(Data records)
============

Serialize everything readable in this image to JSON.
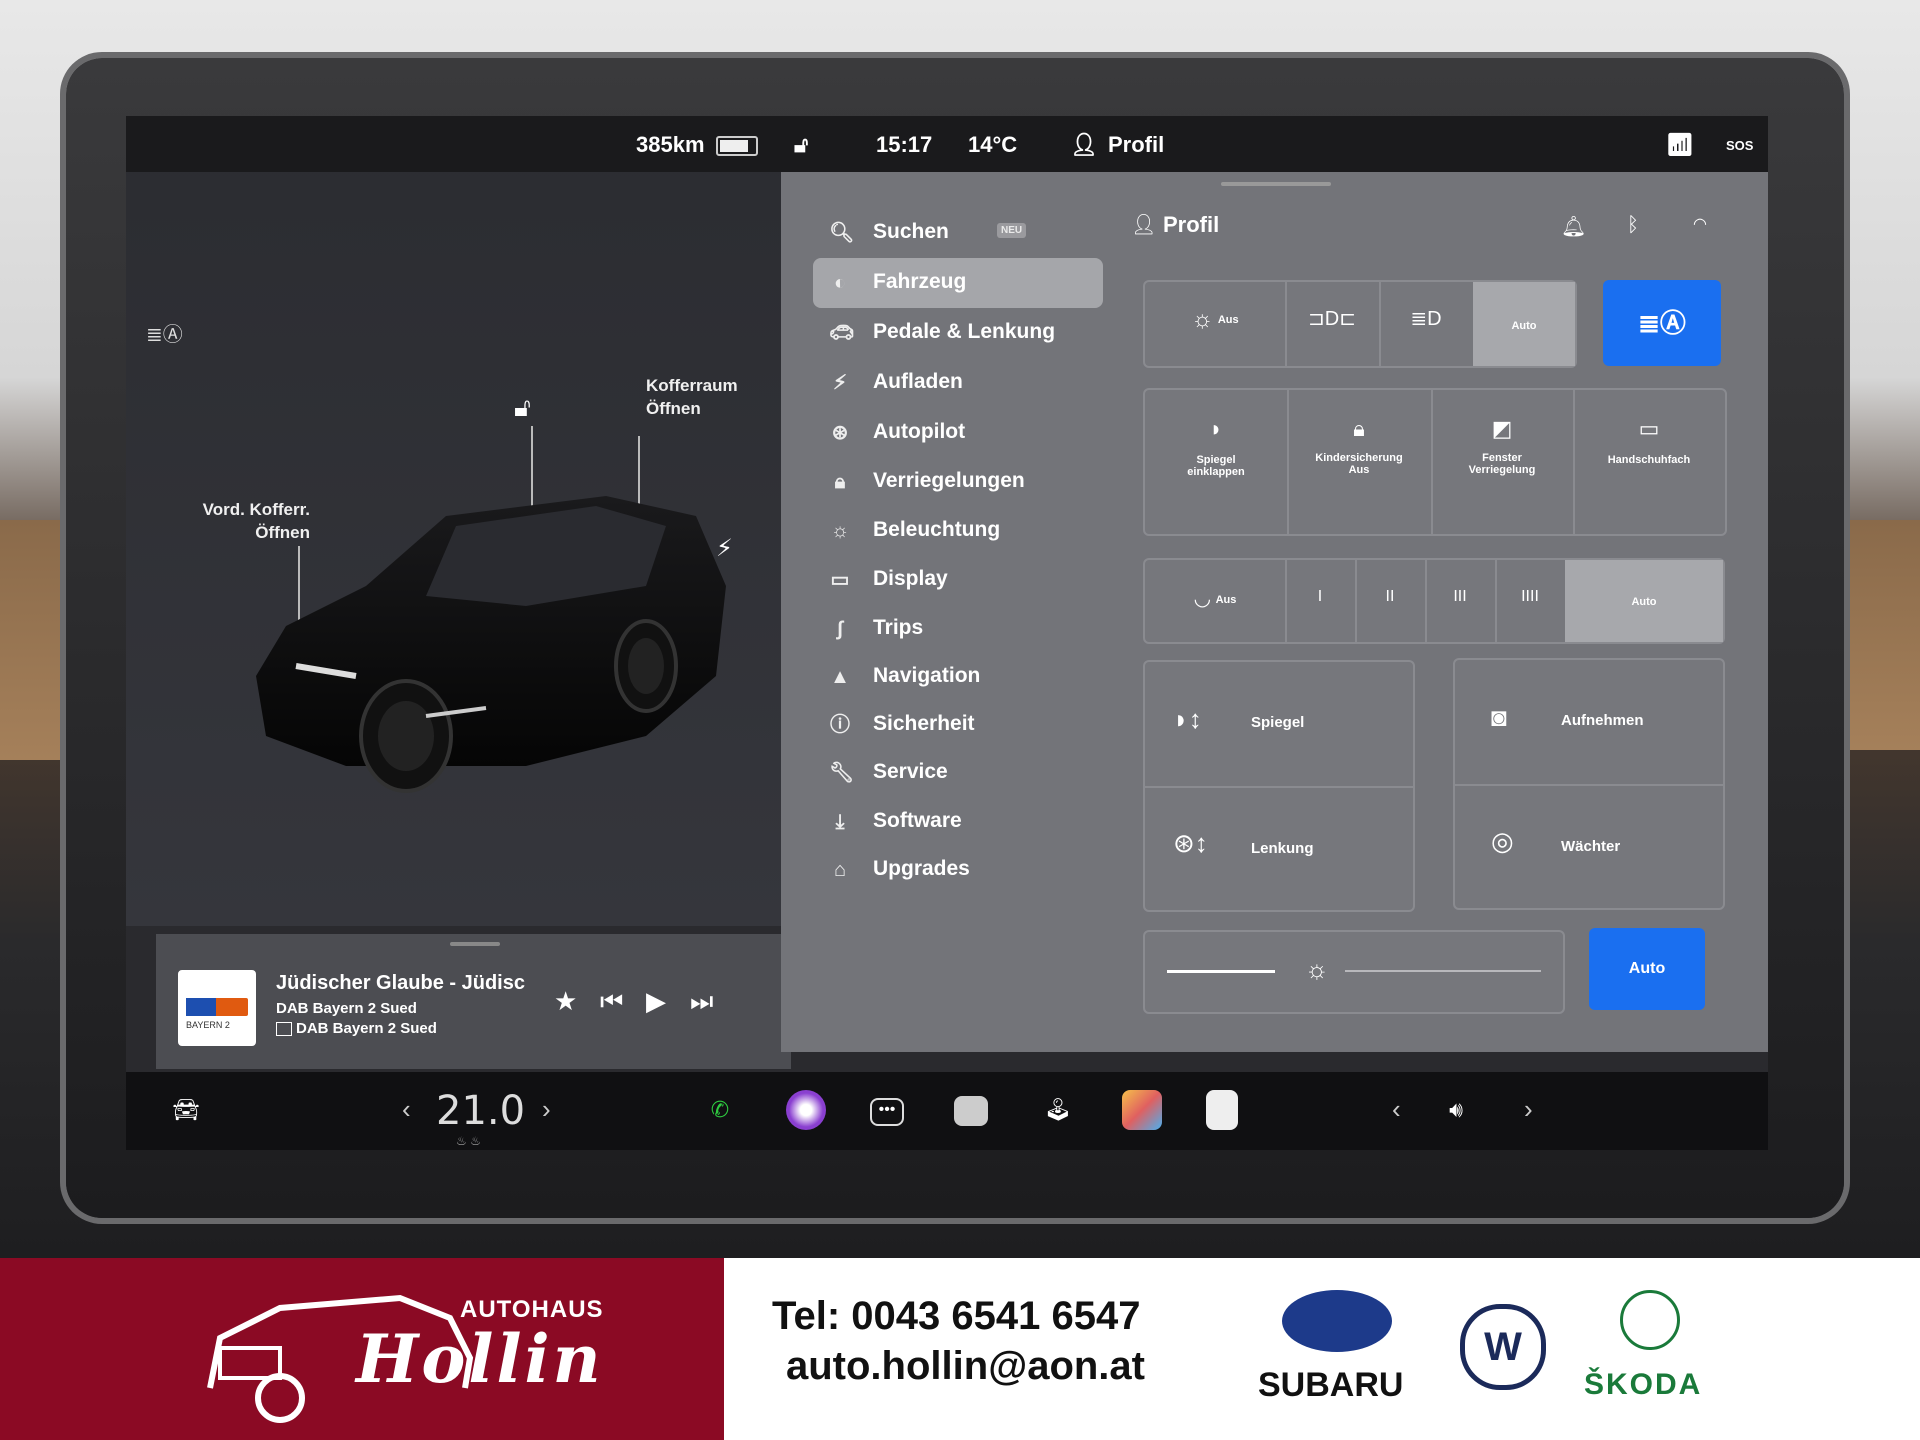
{
  "status_bar": {
    "range": "385km",
    "time": "15:17",
    "temperature": "14°C",
    "profile": "Profil",
    "sos": "SOS"
  },
  "car_view": {
    "front_trunk_label_1": "Vord. Kofferr.",
    "front_trunk_label_2": "Öffnen",
    "trunk_label_1": "Kofferraum",
    "trunk_label_2": "Öffnen"
  },
  "media": {
    "title": "Jüdischer Glaube - Jüdisc",
    "station": "DAB Bayern 2 Sued",
    "source": "DAB Bayern 2 Sued",
    "album_art_text": "BAYERN 2"
  },
  "menu": {
    "search_label": "Suchen",
    "search_badge": "NEU",
    "items": [
      {
        "label": "Fahrzeug",
        "icon": "toggle-icon"
      },
      {
        "label": "Pedale & Lenkung",
        "icon": "car-icon"
      },
      {
        "label": "Aufladen",
        "icon": "bolt-icon"
      },
      {
        "label": "Autopilot",
        "icon": "steering-wheel-icon"
      },
      {
        "label": "Verriegelungen",
        "icon": "lock-icon"
      },
      {
        "label": "Beleuchtung",
        "icon": "sun-icon"
      },
      {
        "label": "Display",
        "icon": "display-icon"
      },
      {
        "label": "Trips",
        "icon": "trips-icon"
      },
      {
        "label": "Navigation",
        "icon": "navigation-icon"
      },
      {
        "label": "Sicherheit",
        "icon": "safety-icon"
      },
      {
        "label": "Service",
        "icon": "wrench-icon"
      },
      {
        "label": "Software",
        "icon": "download-icon"
      },
      {
        "label": "Upgrades",
        "icon": "bag-icon"
      }
    ]
  },
  "settings": {
    "profile_title": "Profil",
    "lights": {
      "off": "Aus",
      "auto": "Auto"
    },
    "quick": {
      "mirror_fold_1": "Spiegel",
      "mirror_fold_2": "einklappen",
      "child_lock_1": "Kindersicherung",
      "child_lock_2": "Aus",
      "window_lock_1": "Fenster",
      "window_lock_2": "Verriegelung",
      "glovebox": "Handschuhfach"
    },
    "wipers": {
      "off": "Aus",
      "s1": "I",
      "s2": "II",
      "s3": "III",
      "s4": "IIII",
      "auto": "Auto"
    },
    "tiles": {
      "mirror": "Spiegel",
      "steering": "Lenkung",
      "record": "Aufnehmen",
      "sentry": "Wächter"
    },
    "brightness": {
      "auto": "Auto",
      "level": 0.45
    }
  },
  "dock": {
    "temperature": "21.0"
  },
  "footer": {
    "auto_word": "AUTOHAUS",
    "brand": "Hollin",
    "tel": "Tel: 0043 6541 6547",
    "email": "auto.hollin@aon.at",
    "subaru": "SUBARU",
    "skoda": "ŠKODA"
  },
  "colors": {
    "accent_blue": "#1a6ff0",
    "banner_red": "#8b0a24"
  }
}
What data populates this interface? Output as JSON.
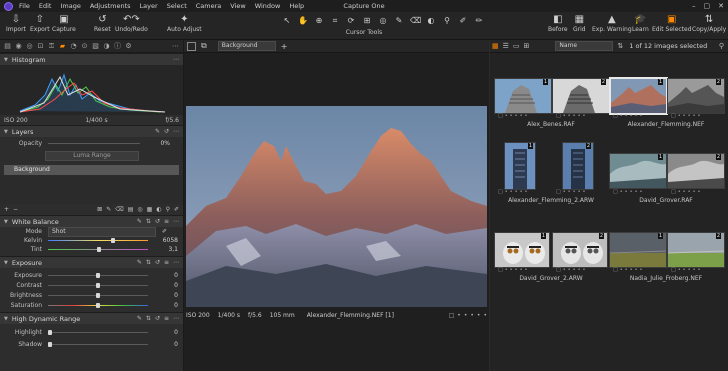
{
  "menu": {
    "items": [
      "File",
      "Edit",
      "Image",
      "Adjustments",
      "Layer",
      "Select",
      "Camera",
      "View",
      "Window",
      "Help"
    ],
    "app_title": "Capture One",
    "window_controls": [
      "–",
      "▢",
      "✕"
    ]
  },
  "toolbar": {
    "left": [
      {
        "label": "Import",
        "icon": "import-icon"
      },
      {
        "label": "Export",
        "icon": "export-icon"
      },
      {
        "label": "Capture",
        "icon": "camera-icon"
      },
      {
        "label": "Reset",
        "icon": "reset-icon"
      },
      {
        "label": "Undo/Redo",
        "icon": "undo-redo-icon"
      },
      {
        "label": "Auto Adjust",
        "icon": "auto-adjust-icon"
      }
    ],
    "cursor_tools_label": "Cursor Tools",
    "right": [
      {
        "label": "Before",
        "icon": "before-icon"
      },
      {
        "label": "Grid",
        "icon": "grid-icon"
      },
      {
        "label": "Exp. Warning",
        "icon": "exposure-warning-icon"
      },
      {
        "label": "Learn",
        "icon": "learn-icon"
      },
      {
        "label": "Edit Selected",
        "icon": "edit-selected-icon"
      },
      {
        "label": "Copy/Apply",
        "icon": "copy-apply-icon"
      }
    ]
  },
  "histogram": {
    "title": "Histogram",
    "iso": "ISO 200",
    "shutter": "1/400 s",
    "aperture": "f/5.6"
  },
  "layers": {
    "title": "Layers",
    "opacity_label": "Opacity",
    "opacity_value": "0%",
    "luma_range": "Luma Range",
    "background_layer": "Background"
  },
  "white_balance": {
    "title": "White Balance",
    "mode_label": "Mode",
    "mode_value": "Shot",
    "kelvin_label": "Kelvin",
    "kelvin_value": "6058",
    "tint_label": "Tint",
    "tint_value": "3,1",
    "kelvin_level": 0.66,
    "tint_level": 0.51
  },
  "exposure": {
    "title": "Exposure",
    "rows": [
      {
        "label": "Exposure",
        "value": "0",
        "level": 0.5
      },
      {
        "label": "Contrast",
        "value": "0",
        "level": 0.5
      },
      {
        "label": "Brightness",
        "value": "0",
        "level": 0.5
      },
      {
        "label": "Saturation",
        "value": "0",
        "level": 0.5
      }
    ]
  },
  "hdr": {
    "title": "High Dynamic Range",
    "rows": [
      {
        "label": "Highlight",
        "value": "0",
        "level": 0.0
      },
      {
        "label": "Shadow",
        "value": "0",
        "level": 0.0
      }
    ]
  },
  "viewer": {
    "layer_select": "Background",
    "info": {
      "iso": "ISO 200",
      "shutter": "1/400 s",
      "aperture": "f/5.6",
      "focal": "105 mm",
      "filename": "Alexander_Flemming.NEF [1]"
    }
  },
  "browser": {
    "sort_select": "Name",
    "count_text": "1 of 12 images selected",
    "captions": [
      "Alex_Benes.RAF",
      "Alexander_Flemming.NEF",
      "Alexander_Flemming_2.ARW",
      "David_Grover.RAF",
      "David_Grover_2.ARW",
      "Nadia_Julie_Froberg.NEF"
    ],
    "badges": [
      "1",
      "2",
      "1",
      "2",
      "1",
      "2",
      "1",
      "2",
      "1",
      "2",
      "1",
      "2"
    ]
  },
  "colors": {
    "accent": "#ff8a00",
    "panel": "#2d2d2d",
    "viewer_bg": "#1f1f1f"
  }
}
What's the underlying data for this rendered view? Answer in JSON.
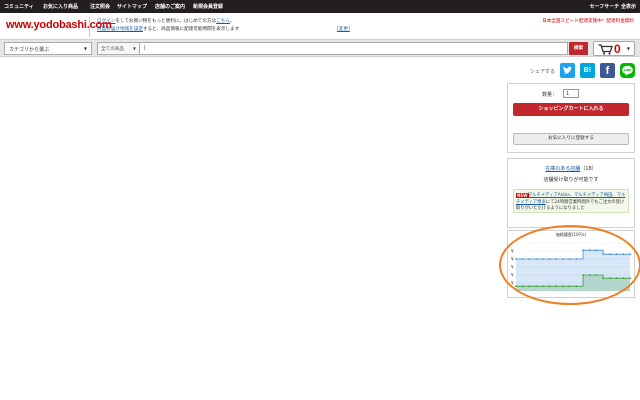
{
  "topnav": {
    "items": [
      "コミュニティ",
      "お気に入り商品",
      "注文照会",
      "サイトマップ",
      "店舗のご案内",
      "新規会員登録"
    ],
    "right": "セーフサーチ 全表示"
  },
  "header": {
    "logo": "www.yodobashi.com",
    "login_msg_1a": "ログイン",
    "login_msg_1b": "をしてお買い物をもっと便利に。はじめての方は",
    "login_msg_1c": "こちら",
    "login_msg_1d": "。",
    "login_msg_2a": "商品お届け地域を設定",
    "login_msg_2b": "すると、商品情報に配達可能時間を表示します",
    "change_link": "[変更]",
    "promo_1": "日本全国スピード配達実施中！配達料金無料"
  },
  "search": {
    "category": "カテゴリから選ぶ",
    "scope": "全ての商品",
    "query": "|",
    "button": "検索",
    "cart_count": "0"
  },
  "share": {
    "label": "シェアする",
    "buttons": [
      "t",
      "B!",
      "f",
      "LINE"
    ]
  },
  "buy": {
    "qty_label": "数量：",
    "qty_value": "1",
    "add_to_cart": "ショッピングカートに入れる",
    "favorite": "お気に入りに登録する"
  },
  "stock": {
    "stores_link": "在庫のある店舗",
    "stores_count": "（18）",
    "pickup": "店舗受け取りが可能です",
    "new_badge": "NEW",
    "note_a": "マルチメディアAkiba、マルチメディア梅田、マルチメディア博多",
    "note_b": "にて24時間営業時間外でもご注文の受け取りがいただけるようになりました"
  },
  "price_history": {
    "title": "価格履歴(10円s)",
    "y_tick_label": "¥"
  },
  "colors": {
    "nav_bg": "#231f20",
    "brand_red": "#cc0000",
    "button_red": "#c1272d",
    "twitter": "#1da1f2",
    "hatena": "#00a4de",
    "facebook": "#3b5998",
    "line": "#00b900",
    "highlight": "#f07d22",
    "series_blue": "#4a90d9",
    "series_green": "#3ca03c"
  },
  "chart_data": {
    "type": "area",
    "title": "価格履歴(10円s)",
    "x": [
      0,
      1,
      2,
      3,
      4,
      5,
      6,
      7,
      8,
      9,
      10,
      11,
      12,
      13,
      14,
      15,
      16,
      17
    ],
    "series": [
      {
        "values": [
          6,
          6,
          6,
          6,
          6,
          6,
          6,
          6,
          6,
          6,
          7.1,
          7.1,
          7.1,
          6.6,
          6.6,
          6.6,
          6.6,
          6.6
        ]
      },
      {
        "values": [
          2.6,
          2.6,
          2.6,
          2.6,
          2.6,
          2.6,
          2.6,
          2.6,
          2.6,
          2.6,
          4,
          4,
          4,
          3.6,
          3.6,
          3.6,
          3.6,
          3.6
        ]
      }
    ],
    "ylim": [
      2,
      8
    ],
    "grid": true
  }
}
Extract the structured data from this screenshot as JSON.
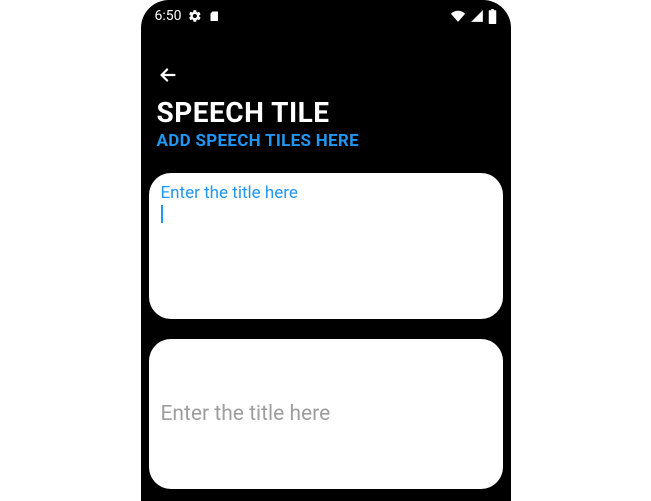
{
  "statusBar": {
    "time": "6:50",
    "icons": {
      "settings": "gear",
      "sim": "sim",
      "wifi": "wifi",
      "signal": "signal",
      "battery": "battery"
    }
  },
  "appBar": {
    "title": "SPEECH TILE",
    "subtitle": "ADD SPEECH TILES HERE"
  },
  "tiles": [
    {
      "placeholder": "Enter the title here",
      "focused": true,
      "value": ""
    },
    {
      "placeholder": "Enter the title here",
      "focused": false,
      "value": ""
    }
  ],
  "colors": {
    "background": "#000000",
    "card": "#ffffff",
    "accent": "#2196f3",
    "hint": "#9e9e9e"
  }
}
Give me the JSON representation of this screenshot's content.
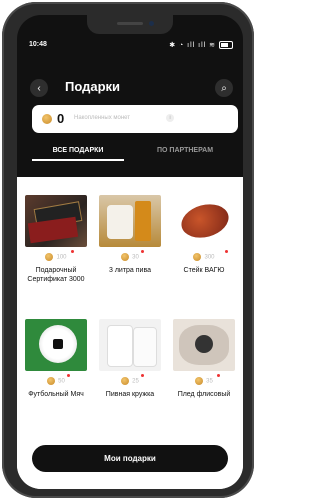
{
  "status": {
    "time": "10:48",
    "icons": "✱ ◔ ıll ıll ≋"
  },
  "header": {
    "title": "Подарки",
    "back_icon": "‹",
    "search_icon": "⌕"
  },
  "balance": {
    "value": "0",
    "label": "Накопленных монет",
    "info_icon": "i"
  },
  "tabs": {
    "all": "ВСЕ ПОДАРКИ",
    "partners": "ПО ПАРТНЕРАМ"
  },
  "gifts": [
    {
      "name": "Подарочный Сертификат 3000",
      "price": "100",
      "image": "certificate"
    },
    {
      "name": "3 литра пива",
      "price": "30",
      "image": "beer"
    },
    {
      "name": "Стейк ВАГЮ",
      "price": "300",
      "image": "steak"
    },
    {
      "name": "Футбольный Мяч",
      "price": "50",
      "image": "ball"
    },
    {
      "name": "Пивная кружка",
      "price": "25",
      "image": "mug"
    },
    {
      "name": "Плед флисовый",
      "price": "35",
      "image": "blanket"
    }
  ],
  "footer": {
    "button_label": "Мои подарки"
  },
  "colors": {
    "background": "#111111",
    "accent_dot": "#e33333",
    "coin": "#d9a24a"
  }
}
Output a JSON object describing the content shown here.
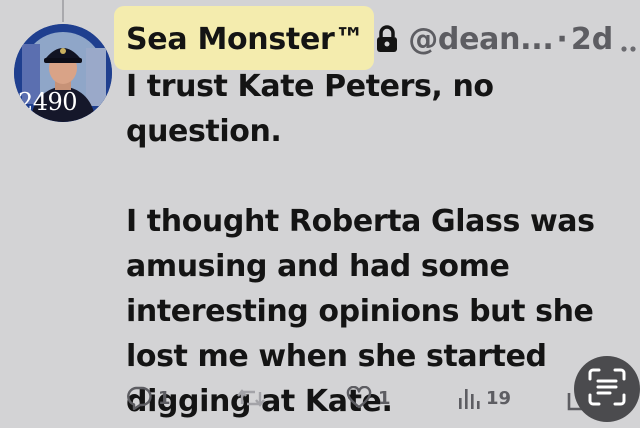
{
  "post": {
    "author": {
      "display_name": "Sea Monster™",
      "handle": "@dean...",
      "separator": "·",
      "time_ago": "2d",
      "avatar_badge_text": "2490"
    },
    "body": {
      "paragraph_1": "I trust Kate Peters, no question.",
      "paragraph_2": "I thought Roberta Glass was amusing and had some interesting opinions but she lost me when she started digging at Kate."
    },
    "actions": {
      "reply_count": "1",
      "retweet_count": "",
      "like_count": "1",
      "views_count": "19"
    }
  },
  "colors": {
    "background": "#d3d3d5",
    "name_highlight": "#f4ecae",
    "text_primary": "#141414",
    "text_secondary": "#5d5d62",
    "avatar_ring": "#1f3f8f",
    "scan_button": "#4b4b4e"
  },
  "icons": {
    "lock": "lock-icon",
    "more": "more-options-icon",
    "reply": "reply-icon",
    "retweet": "retweet-icon",
    "like": "heart-icon",
    "views": "views-bar-chart-icon",
    "share": "share-icon",
    "scan": "scan-text-icon"
  }
}
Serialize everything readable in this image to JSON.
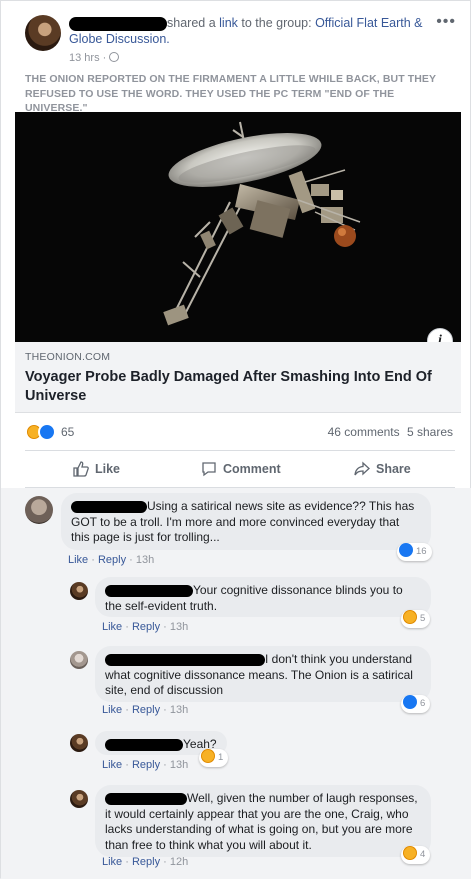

============

REQUIREMENTS >> Return all the lines that contain the string "screenshot".

EXERCISE ANSWER >>
Extract the structured data from this screenshot as JSON.
Give me the JSON representation of this screenshot's content.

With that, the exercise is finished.